» GIVEN PROBLEM
Below are records to transcribe exactly, without their pictures.

» GIVEN RECORDS

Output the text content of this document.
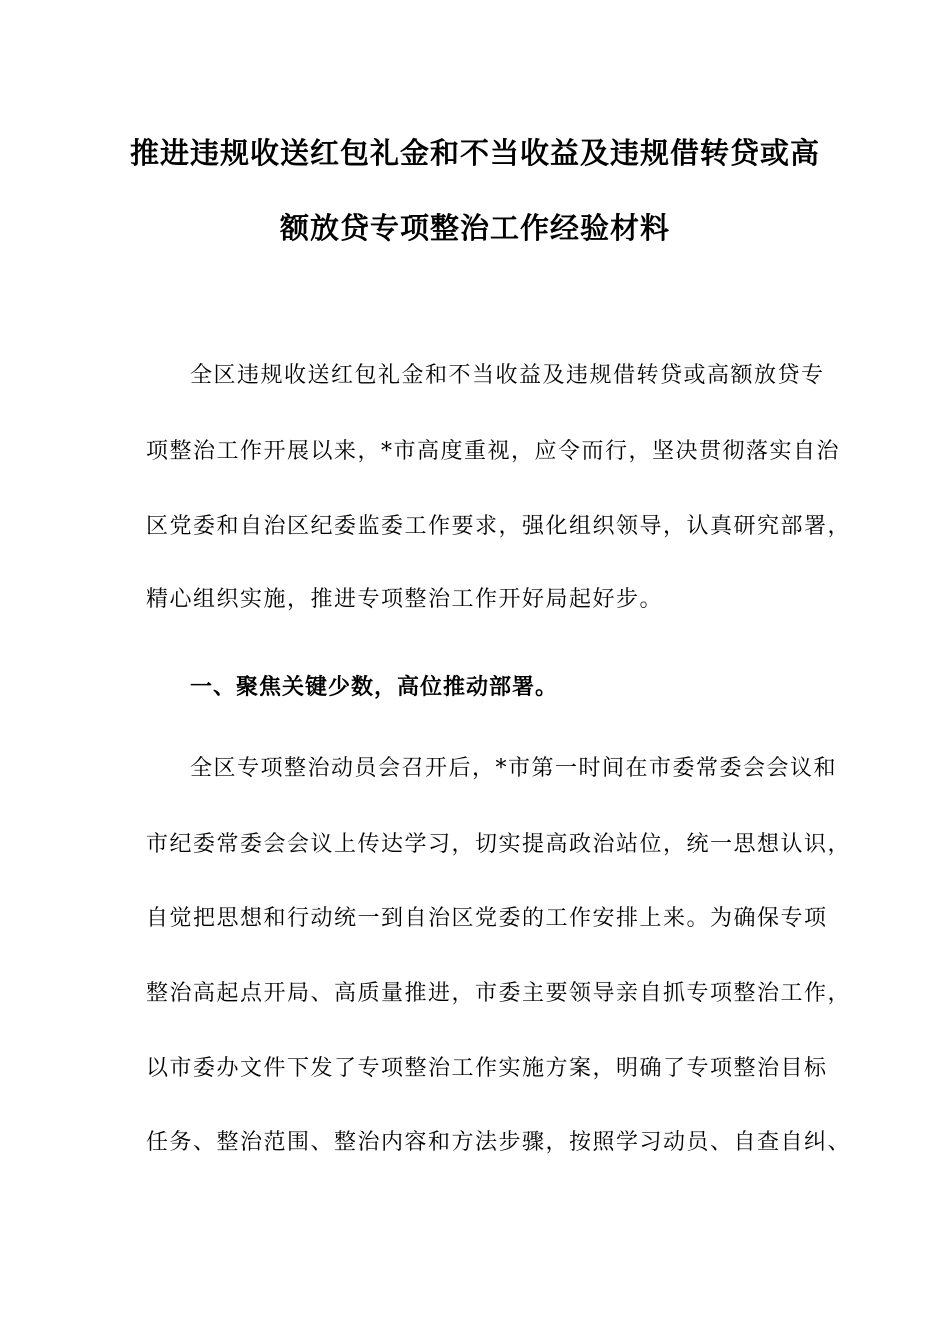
推进违规收送红包礼金和不当收益及违规借转贷或高
额放贷专项整治工作经验材料
全区违规收送红包礼金和不当收益及违规借转贷或高额放贷专
项整治工作开展以来，*市高度重视，应令而行，坚决贯彻落实自治
区党委和自治区纪委监委工作要求，强化组织领导，认真研究部署，
精心组织实施，推进专项整治工作开好局起好步。
一、聚焦关键少数，高位推动部署。
全区专项整治动员会召开后，*市第一时间在市委常委会会议和
市纪委常委会会议上传达学习，切实提高政治站位，统一思想认识，
自觉把思想和行动统一到自治区党委的工作安排上来。为确保专项
整治高起点开局、高质量推进，市委主要领导亲自抓专项整治工作，
以市委办文件下发了专项整治工作实施方案，明确了专项整治目标
任务、整治范围、整治内容和方法步骤，按照学习动员、自查自纠、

» WRITTEN ANSWER
Output the text content of this document.
推进违规收送红包礼金和不当收益及违规借转贷或高
额放贷专项整治工作经验材料
全区违规收送红包礼金和不当收益及违规借转贷或高额放贷专
项整治工作开展以来，*市高度重视，应令而行，坚决贯彻落实自治
区党委和自治区纪委监委工作要求，强化组织领导，认真研究部署，
精心组织实施，推进专项整治工作开好局起好步。
一、聚焦关键少数，高位推动部署。
全区专项整治动员会召开后，*市第一时间在市委常委会会议和
市纪委常委会会议上传达学习，切实提高政治站位，统一思想认识，
自觉把思想和行动统一到自治区党委的工作安排上来。为确保专项
整治高起点开局、高质量推进，市委主要领导亲自抓专项整治工作，
以市委办文件下发了专项整治工作实施方案，明确了专项整治目标
任务、整治范围、整治内容和方法步骤，按照学习动员、自查自纠、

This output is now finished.